╔══
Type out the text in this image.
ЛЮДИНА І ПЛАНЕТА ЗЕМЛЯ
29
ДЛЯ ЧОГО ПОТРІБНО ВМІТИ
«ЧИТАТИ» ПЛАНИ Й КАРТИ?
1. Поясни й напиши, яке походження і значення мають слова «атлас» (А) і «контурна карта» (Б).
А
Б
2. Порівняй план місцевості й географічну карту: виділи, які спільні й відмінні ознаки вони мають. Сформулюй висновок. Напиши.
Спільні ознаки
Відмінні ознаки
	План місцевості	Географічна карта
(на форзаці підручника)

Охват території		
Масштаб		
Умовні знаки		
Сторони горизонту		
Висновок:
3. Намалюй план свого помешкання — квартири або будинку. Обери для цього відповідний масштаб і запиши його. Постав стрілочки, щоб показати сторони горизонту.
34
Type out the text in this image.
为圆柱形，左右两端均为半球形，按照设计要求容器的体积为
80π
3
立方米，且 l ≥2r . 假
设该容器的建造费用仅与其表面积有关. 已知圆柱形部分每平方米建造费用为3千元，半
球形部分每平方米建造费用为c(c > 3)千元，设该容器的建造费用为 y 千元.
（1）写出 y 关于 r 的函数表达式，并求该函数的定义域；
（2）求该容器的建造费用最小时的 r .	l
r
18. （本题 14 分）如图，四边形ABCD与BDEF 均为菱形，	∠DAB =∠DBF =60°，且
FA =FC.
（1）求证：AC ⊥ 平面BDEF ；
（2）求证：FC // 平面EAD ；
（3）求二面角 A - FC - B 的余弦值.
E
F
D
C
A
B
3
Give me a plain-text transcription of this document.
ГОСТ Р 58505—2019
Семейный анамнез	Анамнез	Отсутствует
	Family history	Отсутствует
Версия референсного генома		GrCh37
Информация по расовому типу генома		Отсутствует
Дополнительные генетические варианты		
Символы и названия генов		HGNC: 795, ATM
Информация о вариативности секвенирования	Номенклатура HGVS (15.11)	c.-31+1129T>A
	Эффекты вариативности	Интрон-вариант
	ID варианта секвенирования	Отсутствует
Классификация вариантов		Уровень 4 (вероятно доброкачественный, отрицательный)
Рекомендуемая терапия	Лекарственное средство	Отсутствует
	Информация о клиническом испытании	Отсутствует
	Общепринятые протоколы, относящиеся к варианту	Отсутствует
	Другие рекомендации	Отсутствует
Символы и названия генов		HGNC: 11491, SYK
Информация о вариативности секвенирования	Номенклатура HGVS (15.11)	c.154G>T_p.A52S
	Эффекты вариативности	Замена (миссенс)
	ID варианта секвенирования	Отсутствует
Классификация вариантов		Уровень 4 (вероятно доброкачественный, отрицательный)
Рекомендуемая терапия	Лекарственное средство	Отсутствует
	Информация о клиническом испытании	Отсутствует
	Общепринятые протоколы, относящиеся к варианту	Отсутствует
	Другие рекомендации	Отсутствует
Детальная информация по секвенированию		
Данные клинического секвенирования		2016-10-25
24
╚══
▶ Your instructions
Each line above must be printed exactly as it appears.

▶ Result of the task
Type out the text in this image.
ЛЮДИНА І ПЛАНЕТА ЗЕМЛЯ
29
ДЛЯ ЧОГО ПОТРІБНО ВМІТИ
«ЧИТАТИ» ПЛАНИ Й КАРТИ?
1. Поясни й напиши, яке походження і значення мають слова «атлас» (А) і «контурна карта» (Б).
А
Б
2. Порівняй план місцевості й географічну карту: виділи, які спільні й відмінні ознаки вони мають. Сформулюй висновок. Напиши.
Спільні ознаки
Відмінні ознаки
	План місцевості	Географічна карта
(на форзаці підручника)

Охват території		
Масштаб		
Умовні знаки		
Сторони горизонту		
Висновок:
3. Намалюй план свого помешкання — квартири або будинку. Обери для цього відповідний масштаб і запиши його. Постав стрілочки, щоб показати сторони горизонту.
34
Type out the text in this image.
为圆柱形，左右两端均为半球形，按照设计要求容器的体积为
80π
3
立方米，且 l ≥2r . 假
设该容器的建造费用仅与其表面积有关. 已知圆柱形部分每平方米建造费用为3千元，半
球形部分每平方米建造费用为c(c > 3)千元，设该容器的建造费用为 y 千元.
（1）写出 y 关于 r 的函数表达式，并求该函数的定义域；
（2）求该容器的建造费用最小时的 r .	l
r
18. （本题 14 分）如图，四边形ABCD与BDEF 均为菱形，	∠DAB =∠DBF =60°，且
FA =FC.
（1）求证：AC ⊥ 平面BDEF ；
（2）求证：FC // 平面EAD ；
（3）求二面角 A - FC - B 的余弦值.
E
F
D
C
A
B
3
Give me a plain-text transcription of this document.
ГОСТ Р 58505—2019
Семейный анамнез	Анамнез	Отсутствует
	Family history	Отсутствует
Версия референсного генома		GrCh37
Информация по расовому типу генома		Отсутствует
Дополнительные генетические варианты		
Символы и названия генов		HGNC: 795, ATM
Информация о вариативности секвенирования	Номенклатура HGVS (15.11)	c.-31+1129T>A
	Эффекты вариативности	Интрон-вариант
	ID варианта секвенирования	Отсутствует
Классификация вариантов		Уровень 4 (вероятно доброкачественный, отрицательный)
Рекомендуемая терапия	Лекарственное средство	Отсутствует
	Информация о клиническом испытании	Отсутствует
	Общепринятые протоколы, относящиеся к варианту	Отсутствует
	Другие рекомендации	Отсутствует
Символы и названия генов		HGNC: 11491, SYK
Информация о вариативности секвенирования	Номенклатура HGVS (15.11)	c.154G>T_p.A52S
	Эффекты вариативности	Замена (миссенс)
	ID варианта секвенирования	Отсутствует
Классификация вариантов		Уровень 4 (вероятно доброкачественный, отрицательный)
Рекомендуемая терапия	Лекарственное средство	Отсутствует
	Информация о клиническом испытании	Отсутствует
	Общепринятые протоколы, относящиеся к варианту	Отсутствует
	Другие рекомендации	Отсутствует
Детальная информация по секвенированию		
Данные клинического секвенирования		2016-10-25
24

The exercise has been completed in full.